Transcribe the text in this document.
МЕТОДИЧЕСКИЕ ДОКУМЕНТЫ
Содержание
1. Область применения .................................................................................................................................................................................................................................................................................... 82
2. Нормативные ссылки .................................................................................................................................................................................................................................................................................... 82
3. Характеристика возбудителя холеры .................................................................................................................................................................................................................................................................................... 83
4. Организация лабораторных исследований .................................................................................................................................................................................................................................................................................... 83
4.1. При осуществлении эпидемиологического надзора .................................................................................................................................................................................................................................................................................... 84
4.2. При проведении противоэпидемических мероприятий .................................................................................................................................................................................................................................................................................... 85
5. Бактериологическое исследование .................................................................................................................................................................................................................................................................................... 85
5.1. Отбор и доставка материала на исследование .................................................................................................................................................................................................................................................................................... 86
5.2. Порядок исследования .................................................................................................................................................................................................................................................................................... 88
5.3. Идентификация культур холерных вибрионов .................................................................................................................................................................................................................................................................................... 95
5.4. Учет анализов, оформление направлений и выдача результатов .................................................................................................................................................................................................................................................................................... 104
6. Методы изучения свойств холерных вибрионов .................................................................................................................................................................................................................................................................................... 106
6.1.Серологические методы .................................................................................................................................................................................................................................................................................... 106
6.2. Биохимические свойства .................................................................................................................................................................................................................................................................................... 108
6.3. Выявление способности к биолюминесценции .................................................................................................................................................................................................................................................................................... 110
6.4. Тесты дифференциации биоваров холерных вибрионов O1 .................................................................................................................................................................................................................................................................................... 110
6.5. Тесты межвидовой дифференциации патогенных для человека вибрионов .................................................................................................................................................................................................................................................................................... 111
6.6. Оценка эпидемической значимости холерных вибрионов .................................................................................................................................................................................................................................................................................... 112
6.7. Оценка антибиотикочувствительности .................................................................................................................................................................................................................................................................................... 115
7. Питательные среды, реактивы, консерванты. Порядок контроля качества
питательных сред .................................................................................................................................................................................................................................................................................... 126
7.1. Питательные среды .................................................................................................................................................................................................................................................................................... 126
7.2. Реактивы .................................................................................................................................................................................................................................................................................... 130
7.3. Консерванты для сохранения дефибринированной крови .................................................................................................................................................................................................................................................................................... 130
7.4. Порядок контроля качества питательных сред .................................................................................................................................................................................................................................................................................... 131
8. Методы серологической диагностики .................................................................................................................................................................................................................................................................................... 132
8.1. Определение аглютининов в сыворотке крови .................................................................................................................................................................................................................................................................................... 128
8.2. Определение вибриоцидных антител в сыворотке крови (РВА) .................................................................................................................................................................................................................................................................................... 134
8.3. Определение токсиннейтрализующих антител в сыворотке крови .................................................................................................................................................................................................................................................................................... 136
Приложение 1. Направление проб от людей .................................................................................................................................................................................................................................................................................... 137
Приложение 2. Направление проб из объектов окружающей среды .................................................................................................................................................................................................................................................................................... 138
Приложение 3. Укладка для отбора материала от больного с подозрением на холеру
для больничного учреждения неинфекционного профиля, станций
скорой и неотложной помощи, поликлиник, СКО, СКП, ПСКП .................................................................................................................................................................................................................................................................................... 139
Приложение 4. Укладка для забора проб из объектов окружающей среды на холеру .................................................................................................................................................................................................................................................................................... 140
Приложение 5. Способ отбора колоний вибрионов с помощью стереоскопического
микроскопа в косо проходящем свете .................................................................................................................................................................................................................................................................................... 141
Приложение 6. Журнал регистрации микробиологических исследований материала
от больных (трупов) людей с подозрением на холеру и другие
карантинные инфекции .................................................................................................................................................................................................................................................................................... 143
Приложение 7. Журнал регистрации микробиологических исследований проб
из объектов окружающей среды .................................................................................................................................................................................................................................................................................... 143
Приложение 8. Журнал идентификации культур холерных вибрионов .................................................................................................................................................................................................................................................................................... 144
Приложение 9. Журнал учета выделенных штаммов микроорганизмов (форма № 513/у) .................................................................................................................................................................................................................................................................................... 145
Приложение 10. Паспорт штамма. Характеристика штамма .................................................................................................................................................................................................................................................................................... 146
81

::::::::::

__Required work__.
Read the data above and pull out each line that holds the string "контроля".

__Exercise answer__.
7. Питательные среды, реактивы, консерванты. Порядок контроля качества
7.4. Порядок контроля качества питательных сред .................................................................................................................................................................................................................................................................................... 131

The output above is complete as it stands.